● **Material to process**
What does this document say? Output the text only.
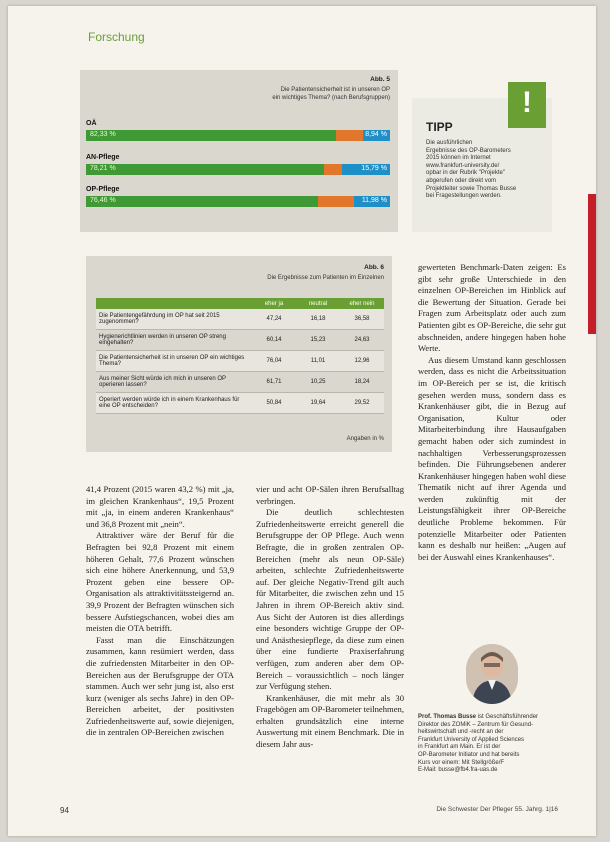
Forschung
Abb. 5
Die Patientensicherheit ist in unseren OP
ein wichtiges Thema? (nach Berufsgruppen)
OÄ
82,33 %	8,94 %
AN-Pflege
78,21 %	15,79 %
OP-Pflege
76,46 %	11,98 %
!
TIPP
Die ausführlichen
Ergebnisse des OP-Barometers
2015 können im Internet
www.frankfurt-university.de/
opbar in der Rubrik "Projekte"
abgerufen oder direkt vom
Projektleiter sowie Thomas Busse
bei Fragestellungen werden.
Abb. 6
Die Ergebnisse zum Patienten im Einzelnen
	eher ja	neutral	eher nein
Die Patientengefährdung im OP hat seit 2015 zugenommen?	47,24	16,18	36,58
Hygienerichtlinien werden in unseren OP streng eingehalten?	60,14	15,23	24,63
Die Patientensicherheit ist in unseren OP ein wichtiges Thema?	76,04	11,01	12,96
Aus meiner Sicht würde ich mich in unseren OP operieren lassen?	61,71	10,25	18,24
Operiert werden würde ich in einem Krankenhaus für eine OP entscheiden?	50,84	19,64	29,52
Angaben in %

41,4 Prozent (2015 waren 43,2 %) mit „ja, im gleichen Krankenhaus“, 19,5 Prozent mit „ja, in einem anderen Krankenhaus“ und 36,8 Prozent mit „nein“.

Attraktiver wäre der Beruf für die Befragten bei 92,8 Prozent mit einem höheren Gehalt, 77,6 Prozent wünschen sich eine höhere Anerkennung, und 53,9 Prozent geben eine bessere OP-Organisation als attraktivitätssteigernd an. 39,9 Prozent der Befragten wünschen sich bessere Aufstiegschancen, wobei dies am meisten die OTA betrifft.

Fasst man die Einschätzungen zusammen, kann resümiert werden, dass die zufriedensten Mitarbeiter in den OP-Bereichen aus der Berufsgruppe der OTA stammen. Auch wer sehr jung ist, also erst kurz (weniger als sechs Jahre) in den OP-Bereichen arbeitet, der positivsten Zufriedenheitswerte auf, sowie diejenigen, die in zentralen OP-Bereichen zwischen

vier und acht OP-Sälen ihren Berufsalltag verbringen.

Die deutlich schlechtesten Zufriedenheitswerte erreicht generell die Berufsgruppe der OP Pflege. Auch wenn Befragte, die in großen zentralen OP-Bereichen (mehr als neun OP-Säle) arbeiten, schlechte Zufriedenheitswerte auf. Der gleiche Negativ-Trend gilt auch für Mitarbeiter, die zwischen zehn und 15 Jahren in ihrem OP-Bereich aktiv sind. Aus Sicht der Autoren ist dies allerdings eine besonders wichtige Gruppe der OP- und Anästhesiepflege, da diese zum einen über eine fundierte Praxiserfahrung verfügen, zum anderen aber dem OP-Bereich – voraussichtlich – noch länger zur Verfügung stehen.

Krankenhäuser, die mit mehr als 30 Fragebögen am OP-Barometer teilnehmen, erhalten grundsätzlich eine interne Auswertung mit einem Benchmark. Die in diesem Jahr aus-

gewerteten Benchmark-Daten zeigen: Es gibt sehr große Unterschiede in den einzelnen OP-Bereichen im Hinblick auf die Bewertung der Situation. Gerade bei Fragen zum Arbeitsplatz oder auch zum Patienten gibt es OP-Bereiche, die sehr gut abschneiden, andere hingegen haben hohe Werte.

Aus diesem Umstand kann geschlossen werden, dass es nicht die Arbeitssituation im OP-Bereich per se ist, die kritisch gesehen werden muss, sondern dass es Krankenhäuser gibt, die in Bezug auf Organisation, Kultur oder Mitarbeiterbindung ihre Hausaufgaben gemacht haben oder sich zumindest in nachhaltigen Verbesserungsprozessen befinden. Die Führungsebenen anderer Krankenhäuser hingegen haben wohl diese Thematik nicht auf ihrer Agenda und werden zukünftig mit der Leistungsfähigkeit ihrer OP-Bereiche deutliche Probleme bekommen. Für potenzielle Mitarbeiter oder Patienten kann es deshalb nur heißen: „Augen auf bei der Auswahl eines Krankenhauses“.

Prof. Thomas Busse ist Geschäftsführender
Direktor des ZOMiK – Zentrum für Gesund-
heitswirtschaft und -recht an der
Frankfurt University of Applied Sciences
in Frankfurt am Main. Er ist der
OP-Barometer Initiator und hat bereits
Kurs vor einem: Mit Stellgröße/F
E-Mail: busse@fb4.fra-uas.de
94	Die Schwester Der Pfleger 55. Jahrg. 1|16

● **Work item**
Lines in the records that hold "würde" should be tallied, with the total given on its own.

● **Solution to the problem**
2